(EXERCISE MATERIAL):
>> Start
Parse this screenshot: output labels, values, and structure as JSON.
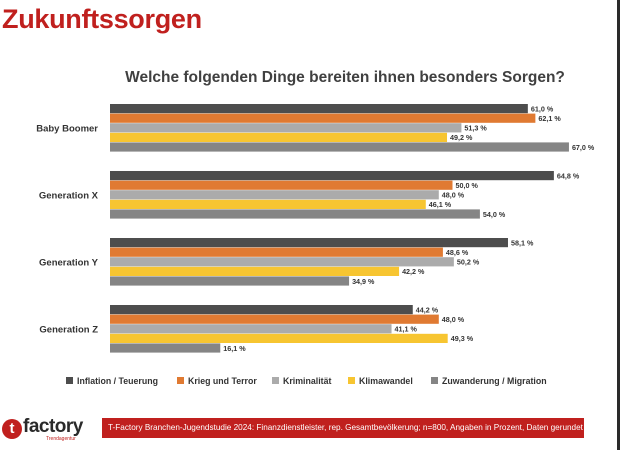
{
  "page_title": "Zukunftssorgen",
  "footer": {
    "logo_letter": "t",
    "logo_name": "factory",
    "logo_sub": "Trendagentur",
    "source": "T-Factory Branchen-Jugendstudie 2024: Finanzdienstleister, rep. Gesamtbevölkerung; n=800, Angaben in Prozent, Daten gerundet"
  },
  "chart_data": {
    "type": "bar",
    "orientation": "horizontal",
    "title": "Welche folgenden Dinge bereiten ihnen besonders Sorgen?",
    "categories": [
      "Baby Boomer",
      "Generation X",
      "Generation Y",
      "Generation Z"
    ],
    "series": [
      {
        "name": "Inflation / Teuerung",
        "color": "#4d4d4d",
        "values": [
          61.0,
          64.8,
          58.1,
          44.2
        ],
        "labels": [
          "61,0 %",
          "64,8 %",
          "58,1 %",
          "44,2 %"
        ]
      },
      {
        "name": "Krieg und Terror",
        "color": "#e07a32",
        "values": [
          62.1,
          50.0,
          48.6,
          48.0
        ],
        "labels": [
          "62,1 %",
          "50,0 %",
          "48,6 %",
          "48,0 %"
        ]
      },
      {
        "name": "Kriminalität",
        "color": "#ababab",
        "values": [
          51.3,
          48.0,
          50.2,
          41.1
        ],
        "labels": [
          "51,3 %",
          "48,0 %",
          "50,2 %",
          "41,1 %"
        ]
      },
      {
        "name": "Klimawandel",
        "color": "#f7c531",
        "values": [
          49.2,
          46.1,
          42.2,
          49.3
        ],
        "labels": [
          "49,2 %",
          "46,1 %",
          "42,2 %",
          "49,3 %"
        ]
      },
      {
        "name": "Zuwanderung / Migration",
        "color": "#858585",
        "values": [
          67.0,
          54.0,
          34.9,
          16.1
        ],
        "labels": [
          "67,0 %",
          "54,0 %",
          "34,9 %",
          "16,1 %"
        ]
      }
    ],
    "xlim": [
      0,
      70
    ],
    "grid": false,
    "legend_position": "bottom"
  }
}
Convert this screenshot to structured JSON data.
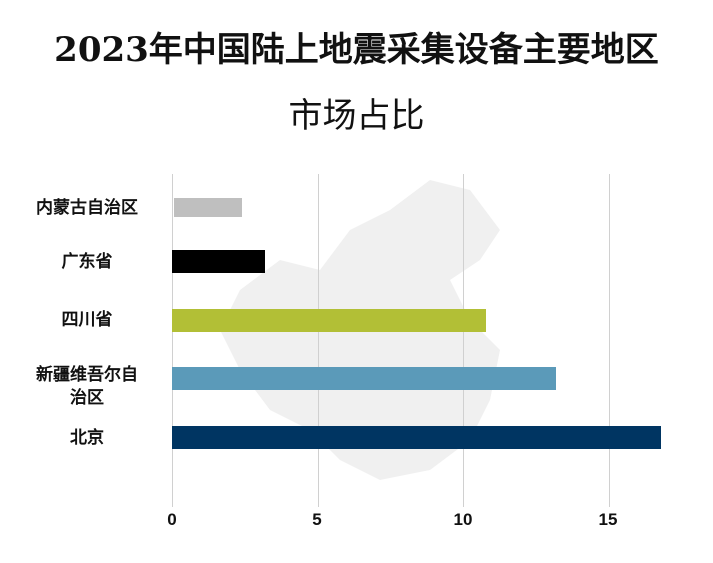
{
  "title_line1": "2023年中国陆上地震采集设备主要地区",
  "title_line2": "市场占比",
  "chart_data": {
    "type": "bar",
    "orientation": "horizontal",
    "title": "2023年中国陆上地震采集设备主要地区市场占比",
    "categories": [
      "内蒙古自治区",
      "广东省",
      "四川省",
      "新疆维吾尔自治区",
      "北京"
    ],
    "values": [
      2.4,
      3.2,
      10.8,
      13.2,
      16.8
    ],
    "colors": [
      "#bfbfbf",
      "#000000",
      "#b2bf36",
      "#5b9ab9",
      "#003562"
    ],
    "xlabel": "",
    "ylabel": "",
    "xlim": [
      0,
      17
    ],
    "xticks": [
      0,
      5,
      10,
      15
    ],
    "grid": true,
    "legend": "none"
  },
  "labels": {
    "cat0": "内蒙古自治区",
    "cat1": "广东省",
    "cat2": "四川省",
    "cat3a": "新疆维吾尔自",
    "cat3b": "治区",
    "cat4": "北京",
    "tick0": "0",
    "tick1": "5",
    "tick2": "10",
    "tick3": "15"
  }
}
>> End
(TASK TO COMPLETE):
Return the material exactly as given, apart from the pictures.

(OUTPUT FOR THIS EXERCISE):
Parse this screenshot: output labels, values, and structure as JSON.
{
  "page_title": "Zukunftssorgen",
  "footer": {
    "logo_letter": "t",
    "logo_name": "factory",
    "logo_sub": "Trendagentur",
    "source": "T-Factory Branchen-Jugendstudie 2024: Finanzdienstleister, rep. Gesamtbevölkerung; n=800, Angaben in Prozent, Daten gerundet"
  },
  "chart_data": {
    "type": "bar",
    "orientation": "horizontal",
    "title": "Welche folgenden Dinge bereiten ihnen besonders Sorgen?",
    "categories": [
      "Baby Boomer",
      "Generation X",
      "Generation Y",
      "Generation Z"
    ],
    "series": [
      {
        "name": "Inflation / Teuerung",
        "color": "#4d4d4d",
        "values": [
          61.0,
          64.8,
          58.1,
          44.2
        ],
        "labels": [
          "61,0 %",
          "64,8 %",
          "58,1 %",
          "44,2 %"
        ]
      },
      {
        "name": "Krieg und Terror",
        "color": "#e07a32",
        "values": [
          62.1,
          50.0,
          48.6,
          48.0
        ],
        "labels": [
          "62,1 %",
          "50,0 %",
          "48,6 %",
          "48,0 %"
        ]
      },
      {
        "name": "Kriminalität",
        "color": "#ababab",
        "values": [
          51.3,
          48.0,
          50.2,
          41.1
        ],
        "labels": [
          "51,3 %",
          "48,0 %",
          "50,2 %",
          "41,1 %"
        ]
      },
      {
        "name": "Klimawandel",
        "color": "#f7c531",
        "values": [
          49.2,
          46.1,
          42.2,
          49.3
        ],
        "labels": [
          "49,2 %",
          "46,1 %",
          "42,2 %",
          "49,3 %"
        ]
      },
      {
        "name": "Zuwanderung / Migration",
        "color": "#858585",
        "values": [
          67.0,
          54.0,
          34.9,
          16.1
        ],
        "labels": [
          "67,0 %",
          "54,0 %",
          "34,9 %",
          "16,1 %"
        ]
      }
    ],
    "xlim": [
      0,
      70
    ],
    "grid": false,
    "legend_position": "bottom"
  }
}
Convert this screenshot to structured JSON data.
{
  "title_line1": "2023年中国陆上地震采集设备主要地区",
  "title_line2": "市场占比",
  "chart_data": {
    "type": "bar",
    "orientation": "horizontal",
    "title": "2023年中国陆上地震采集设备主要地区市场占比",
    "categories": [
      "内蒙古自治区",
      "广东省",
      "四川省",
      "新疆维吾尔自治区",
      "北京"
    ],
    "values": [
      2.4,
      3.2,
      10.8,
      13.2,
      16.8
    ],
    "colors": [
      "#bfbfbf",
      "#000000",
      "#b2bf36",
      "#5b9ab9",
      "#003562"
    ],
    "xlabel": "",
    "ylabel": "",
    "xlim": [
      0,
      17
    ],
    "xticks": [
      0,
      5,
      10,
      15
    ],
    "grid": true,
    "legend": "none"
  },
  "labels": {
    "cat0": "内蒙古自治区",
    "cat1": "广东省",
    "cat2": "四川省",
    "cat3a": "新疆维吾尔自",
    "cat3b": "治区",
    "cat4": "北京",
    "tick0": "0",
    "tick1": "5",
    "tick2": "10",
    "tick3": "15"
  }
}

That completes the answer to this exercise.